#### YOUR GOAL:
Please quote the material exactly, every line of it.

#### RECORD EXCERPTS:
+===+
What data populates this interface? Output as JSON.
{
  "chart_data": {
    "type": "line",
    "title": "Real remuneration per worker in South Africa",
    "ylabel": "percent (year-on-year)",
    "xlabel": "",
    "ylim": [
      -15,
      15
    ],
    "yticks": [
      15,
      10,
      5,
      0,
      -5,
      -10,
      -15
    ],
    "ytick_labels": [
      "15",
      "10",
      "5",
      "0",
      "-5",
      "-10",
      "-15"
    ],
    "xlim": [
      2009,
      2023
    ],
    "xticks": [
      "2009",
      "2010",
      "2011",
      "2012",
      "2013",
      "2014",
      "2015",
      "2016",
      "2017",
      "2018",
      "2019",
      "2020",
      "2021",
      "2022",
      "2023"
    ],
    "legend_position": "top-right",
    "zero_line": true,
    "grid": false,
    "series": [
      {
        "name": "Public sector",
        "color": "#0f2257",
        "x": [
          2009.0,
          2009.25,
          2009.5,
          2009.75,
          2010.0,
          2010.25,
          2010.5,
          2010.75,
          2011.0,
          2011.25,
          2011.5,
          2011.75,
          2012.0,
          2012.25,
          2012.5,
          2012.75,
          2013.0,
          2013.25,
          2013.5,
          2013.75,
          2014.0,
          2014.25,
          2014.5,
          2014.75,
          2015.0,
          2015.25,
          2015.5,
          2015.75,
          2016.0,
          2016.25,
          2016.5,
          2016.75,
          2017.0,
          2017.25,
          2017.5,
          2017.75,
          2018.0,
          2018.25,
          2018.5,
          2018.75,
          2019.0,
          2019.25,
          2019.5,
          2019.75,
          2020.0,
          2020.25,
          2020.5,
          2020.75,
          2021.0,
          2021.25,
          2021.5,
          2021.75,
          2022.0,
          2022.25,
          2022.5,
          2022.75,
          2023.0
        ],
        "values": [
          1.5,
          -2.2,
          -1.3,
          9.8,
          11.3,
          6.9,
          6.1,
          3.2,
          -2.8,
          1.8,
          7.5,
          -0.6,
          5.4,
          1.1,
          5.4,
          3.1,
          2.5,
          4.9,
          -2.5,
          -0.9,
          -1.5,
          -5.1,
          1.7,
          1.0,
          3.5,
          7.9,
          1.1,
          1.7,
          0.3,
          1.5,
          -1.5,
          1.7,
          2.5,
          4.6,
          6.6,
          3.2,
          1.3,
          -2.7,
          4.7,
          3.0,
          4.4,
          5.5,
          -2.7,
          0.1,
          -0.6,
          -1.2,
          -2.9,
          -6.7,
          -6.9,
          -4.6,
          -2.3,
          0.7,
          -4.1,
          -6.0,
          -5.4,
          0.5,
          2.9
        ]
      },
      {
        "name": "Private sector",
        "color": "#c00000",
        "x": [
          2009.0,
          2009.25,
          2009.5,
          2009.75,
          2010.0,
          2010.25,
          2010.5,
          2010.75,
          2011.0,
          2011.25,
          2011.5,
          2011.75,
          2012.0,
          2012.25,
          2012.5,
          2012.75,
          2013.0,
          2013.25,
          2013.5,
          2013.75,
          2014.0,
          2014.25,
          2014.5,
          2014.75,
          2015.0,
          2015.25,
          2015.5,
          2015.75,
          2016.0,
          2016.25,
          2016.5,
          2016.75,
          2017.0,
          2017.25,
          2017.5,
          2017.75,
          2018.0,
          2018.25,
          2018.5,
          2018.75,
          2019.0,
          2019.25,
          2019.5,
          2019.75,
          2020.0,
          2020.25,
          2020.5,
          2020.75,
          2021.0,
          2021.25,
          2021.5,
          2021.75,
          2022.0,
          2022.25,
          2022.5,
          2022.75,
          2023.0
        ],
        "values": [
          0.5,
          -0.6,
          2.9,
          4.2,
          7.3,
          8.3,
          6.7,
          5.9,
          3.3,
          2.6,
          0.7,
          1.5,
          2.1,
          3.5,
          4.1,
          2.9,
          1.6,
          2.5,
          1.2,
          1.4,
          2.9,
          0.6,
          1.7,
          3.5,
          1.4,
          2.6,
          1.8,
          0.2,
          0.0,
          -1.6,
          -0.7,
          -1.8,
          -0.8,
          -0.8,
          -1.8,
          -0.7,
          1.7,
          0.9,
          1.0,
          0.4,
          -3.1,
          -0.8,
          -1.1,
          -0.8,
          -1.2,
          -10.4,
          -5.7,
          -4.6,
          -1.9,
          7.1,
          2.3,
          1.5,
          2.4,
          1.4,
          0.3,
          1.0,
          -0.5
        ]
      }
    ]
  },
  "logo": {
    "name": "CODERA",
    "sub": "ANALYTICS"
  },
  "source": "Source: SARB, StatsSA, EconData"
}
+===+
#### ANSWER FOR THE TASK:
What data populates this interface? Output as JSON.
{
  "chart_data": {
    "type": "line",
    "title": "Real remuneration per worker in South Africa",
    "ylabel": "percent (year-on-year)",
    "xlabel": "",
    "ylim": [
      -15,
      15
    ],
    "yticks": [
      15,
      10,
      5,
      0,
      -5,
      -10,
      -15
    ],
    "ytick_labels": [
      "15",
      "10",
      "5",
      "0",
      "-5",
      "-10",
      "-15"
    ],
    "xlim": [
      2009,
      2023
    ],
    "xticks": [
      "2009",
      "2010",
      "2011",
      "2012",
      "2013",
      "2014",
      "2015",
      "2016",
      "2017",
      "2018",
      "2019",
      "2020",
      "2021",
      "2022",
      "2023"
    ],
    "legend_position": "top-right",
    "zero_line": true,
    "grid": false,
    "series": [
      {
        "name": "Public sector",
        "color": "#0f2257",
        "x": [
          2009.0,
          2009.25,
          2009.5,
          2009.75,
          2010.0,
          2010.25,
          2010.5,
          2010.75,
          2011.0,
          2011.25,
          2011.5,
          2011.75,
          2012.0,
          2012.25,
          2012.5,
          2012.75,
          2013.0,
          2013.25,
          2013.5,
          2013.75,
          2014.0,
          2014.25,
          2014.5,
          2014.75,
          2015.0,
          2015.25,
          2015.5,
          2015.75,
          2016.0,
          2016.25,
          2016.5,
          2016.75,
          2017.0,
          2017.25,
          2017.5,
          2017.75,
          2018.0,
          2018.25,
          2018.5,
          2018.75,
          2019.0,
          2019.25,
          2019.5,
          2019.75,
          2020.0,
          2020.25,
          2020.5,
          2020.75,
          2021.0,
          2021.25,
          2021.5,
          2021.75,
          2022.0,
          2022.25,
          2022.5,
          2022.75,
          2023.0
        ],
        "values": [
          1.5,
          -2.2,
          -1.3,
          9.8,
          11.3,
          6.9,
          6.1,
          3.2,
          -2.8,
          1.8,
          7.5,
          -0.6,
          5.4,
          1.1,
          5.4,
          3.1,
          2.5,
          4.9,
          -2.5,
          -0.9,
          -1.5,
          -5.1,
          1.7,
          1.0,
          3.5,
          7.9,
          1.1,
          1.7,
          0.3,
          1.5,
          -1.5,
          1.7,
          2.5,
          4.6,
          6.6,
          3.2,
          1.3,
          -2.7,
          4.7,
          3.0,
          4.4,
          5.5,
          -2.7,
          0.1,
          -0.6,
          -1.2,
          -2.9,
          -6.7,
          -6.9,
          -4.6,
          -2.3,
          0.7,
          -4.1,
          -6.0,
          -5.4,
          0.5,
          2.9
        ]
      },
      {
        "name": "Private sector",
        "color": "#c00000",
        "x": [
          2009.0,
          2009.25,
          2009.5,
          2009.75,
          2010.0,
          2010.25,
          2010.5,
          2010.75,
          2011.0,
          2011.25,
          2011.5,
          2011.75,
          2012.0,
          2012.25,
          2012.5,
          2012.75,
          2013.0,
          2013.25,
          2013.5,
          2013.75,
          2014.0,
          2014.25,
          2014.5,
          2014.75,
          2015.0,
          2015.25,
          2015.5,
          2015.75,
          2016.0,
          2016.25,
          2016.5,
          2016.75,
          2017.0,
          2017.25,
          2017.5,
          2017.75,
          2018.0,
          2018.25,
          2018.5,
          2018.75,
          2019.0,
          2019.25,
          2019.5,
          2019.75,
          2020.0,
          2020.25,
          2020.5,
          2020.75,
          2021.0,
          2021.25,
          2021.5,
          2021.75,
          2022.0,
          2022.25,
          2022.5,
          2022.75,
          2023.0
        ],
        "values": [
          0.5,
          -0.6,
          2.9,
          4.2,
          7.3,
          8.3,
          6.7,
          5.9,
          3.3,
          2.6,
          0.7,
          1.5,
          2.1,
          3.5,
          4.1,
          2.9,
          1.6,
          2.5,
          1.2,
          1.4,
          2.9,
          0.6,
          1.7,
          3.5,
          1.4,
          2.6,
          1.8,
          0.2,
          0.0,
          -1.6,
          -0.7,
          -1.8,
          -0.8,
          -0.8,
          -1.8,
          -0.7,
          1.7,
          0.9,
          1.0,
          0.4,
          -3.1,
          -0.8,
          -1.1,
          -0.8,
          -1.2,
          -10.4,
          -5.7,
          -4.6,
          -1.9,
          7.1,
          2.3,
          1.5,
          2.4,
          1.4,
          0.3,
          1.0,
          -0.5
        ]
      }
    ]
  },
  "logo": {
    "name": "CODERA",
    "sub": "ANALYTICS"
  },
  "source": "Source: SARB, StatsSA, EconData"
}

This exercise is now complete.